__What is being asked__: Take the entries below and reproduce them word for word.

__Records for the exercise__:
┌────────

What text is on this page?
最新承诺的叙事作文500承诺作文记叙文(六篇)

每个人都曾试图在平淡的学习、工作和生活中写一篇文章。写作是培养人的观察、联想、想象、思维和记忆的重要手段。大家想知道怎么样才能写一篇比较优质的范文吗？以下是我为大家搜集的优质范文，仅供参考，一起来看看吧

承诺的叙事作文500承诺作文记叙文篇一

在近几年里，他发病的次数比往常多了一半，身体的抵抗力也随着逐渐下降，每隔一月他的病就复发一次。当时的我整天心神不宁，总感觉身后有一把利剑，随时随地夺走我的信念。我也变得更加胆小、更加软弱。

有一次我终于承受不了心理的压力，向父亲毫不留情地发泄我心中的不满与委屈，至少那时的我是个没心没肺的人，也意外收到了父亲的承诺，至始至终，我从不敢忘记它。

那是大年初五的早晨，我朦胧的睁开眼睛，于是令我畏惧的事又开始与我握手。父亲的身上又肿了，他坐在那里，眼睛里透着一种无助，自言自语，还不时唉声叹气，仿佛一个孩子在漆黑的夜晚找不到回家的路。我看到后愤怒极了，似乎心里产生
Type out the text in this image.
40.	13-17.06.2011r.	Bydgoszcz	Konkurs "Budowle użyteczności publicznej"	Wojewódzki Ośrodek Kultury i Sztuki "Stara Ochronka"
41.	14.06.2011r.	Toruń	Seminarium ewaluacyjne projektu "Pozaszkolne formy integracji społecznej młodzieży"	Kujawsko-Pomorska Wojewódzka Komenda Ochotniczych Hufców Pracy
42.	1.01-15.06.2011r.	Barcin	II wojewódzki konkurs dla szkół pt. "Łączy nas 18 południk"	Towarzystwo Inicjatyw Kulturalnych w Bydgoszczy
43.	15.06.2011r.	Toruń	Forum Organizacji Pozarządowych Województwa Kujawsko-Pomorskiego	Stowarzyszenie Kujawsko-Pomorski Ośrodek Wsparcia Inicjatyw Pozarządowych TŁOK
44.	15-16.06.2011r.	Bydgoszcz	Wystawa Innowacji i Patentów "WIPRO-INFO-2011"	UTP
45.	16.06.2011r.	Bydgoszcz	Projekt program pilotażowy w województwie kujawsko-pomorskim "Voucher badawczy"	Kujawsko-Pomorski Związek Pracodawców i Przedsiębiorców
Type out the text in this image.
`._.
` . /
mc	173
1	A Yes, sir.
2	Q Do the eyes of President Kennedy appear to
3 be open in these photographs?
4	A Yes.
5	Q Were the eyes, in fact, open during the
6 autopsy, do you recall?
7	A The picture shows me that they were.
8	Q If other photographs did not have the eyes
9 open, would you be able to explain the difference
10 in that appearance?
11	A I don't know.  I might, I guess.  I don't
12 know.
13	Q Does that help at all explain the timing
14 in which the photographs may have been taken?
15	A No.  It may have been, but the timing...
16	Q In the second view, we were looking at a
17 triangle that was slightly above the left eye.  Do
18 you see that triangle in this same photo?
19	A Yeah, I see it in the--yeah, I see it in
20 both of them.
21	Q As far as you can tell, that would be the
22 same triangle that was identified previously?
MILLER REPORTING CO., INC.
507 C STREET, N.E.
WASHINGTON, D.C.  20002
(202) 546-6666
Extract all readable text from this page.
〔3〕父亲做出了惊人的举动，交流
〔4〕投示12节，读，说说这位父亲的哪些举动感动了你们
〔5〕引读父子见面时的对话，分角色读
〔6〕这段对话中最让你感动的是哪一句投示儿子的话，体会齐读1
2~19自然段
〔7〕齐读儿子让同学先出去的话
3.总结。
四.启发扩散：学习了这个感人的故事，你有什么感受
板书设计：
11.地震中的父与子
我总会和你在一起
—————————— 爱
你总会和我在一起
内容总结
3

└────────

__Output below__:
What text is on this page?
最新承诺的叙事作文500承诺作文记叙文(六篇)

每个人都曾试图在平淡的学习、工作和生活中写一篇文章。写作是培养人的观察、联想、想象、思维和记忆的重要手段。大家想知道怎么样才能写一篇比较优质的范文吗？以下是我为大家搜集的优质范文，仅供参考，一起来看看吧

承诺的叙事作文500承诺作文记叙文篇一

在近几年里，他发病的次数比往常多了一半，身体的抵抗力也随着逐渐下降，每隔一月他的病就复发一次。当时的我整天心神不宁，总感觉身后有一把利剑，随时随地夺走我的信念。我也变得更加胆小、更加软弱。

有一次我终于承受不了心理的压力，向父亲毫不留情地发泄我心中的不满与委屈，至少那时的我是个没心没肺的人，也意外收到了父亲的承诺，至始至终，我从不敢忘记它。

那是大年初五的早晨，我朦胧的睁开眼睛，于是令我畏惧的事又开始与我握手。父亲的身上又肿了，他坐在那里，眼睛里透着一种无助，自言自语，还不时唉声叹气，仿佛一个孩子在漆黑的夜晚找不到回家的路。我看到后愤怒极了，似乎心里产生
Type out the text in this image.
40.	13-17.06.2011r.	Bydgoszcz	Konkurs "Budowle użyteczności publicznej"	Wojewódzki Ośrodek Kultury i Sztuki "Stara Ochronka"
41.	14.06.2011r.	Toruń	Seminarium ewaluacyjne projektu "Pozaszkolne formy integracji społecznej młodzieży"	Kujawsko-Pomorska Wojewódzka Komenda Ochotniczych Hufców Pracy
42.	1.01-15.06.2011r.	Barcin	II wojewódzki konkurs dla szkół pt. "Łączy nas 18 południk"	Towarzystwo Inicjatyw Kulturalnych w Bydgoszczy
43.	15.06.2011r.	Toruń	Forum Organizacji Pozarządowych Województwa Kujawsko-Pomorskiego	Stowarzyszenie Kujawsko-Pomorski Ośrodek Wsparcia Inicjatyw Pozarządowych TŁOK
44.	15-16.06.2011r.	Bydgoszcz	Wystawa Innowacji i Patentów "WIPRO-INFO-2011"	UTP
45.	16.06.2011r.	Bydgoszcz	Projekt program pilotażowy w województwie kujawsko-pomorskim "Voucher badawczy"	Kujawsko-Pomorski Związek Pracodawców i Przedsiębiorców
Type out the text in this image.
`._.
` . /
mc	173
1	A Yes, sir.
2	Q Do the eyes of President Kennedy appear to
3 be open in these photographs?
4	A Yes.
5	Q Were the eyes, in fact, open during the
6 autopsy, do you recall?
7	A The picture shows me that they were.
8	Q If other photographs did not have the eyes
9 open, would you be able to explain the difference
10 in that appearance?
11	A I don't know.  I might, I guess.  I don't
12 know.
13	Q Does that help at all explain the timing
14 in which the photographs may have been taken?
15	A No.  It may have been, but the timing...
16	Q In the second view, we were looking at a
17 triangle that was slightly above the left eye.  Do
18 you see that triangle in this same photo?
19	A Yeah, I see it in the--yeah, I see it in
20 both of them.
21	Q As far as you can tell, that would be the
22 same triangle that was identified previously?
MILLER REPORTING CO., INC.
507 C STREET, N.E.
WASHINGTON, D.C.  20002
(202) 546-6666
Extract all readable text from this page.
〔3〕父亲做出了惊人的举动，交流
〔4〕投示12节，读，说说这位父亲的哪些举动感动了你们
〔5〕引读父子见面时的对话，分角色读
〔6〕这段对话中最让你感动的是哪一句投示儿子的话，体会齐读1
2~19自然段
〔7〕齐读儿子让同学先出去的话
3.总结。
四.启发扩散：学习了这个感人的故事，你有什么感受
板书设计：
11.地震中的父与子
我总会和你在一起
—————————— 爱
你总会和我在一起
内容总结
3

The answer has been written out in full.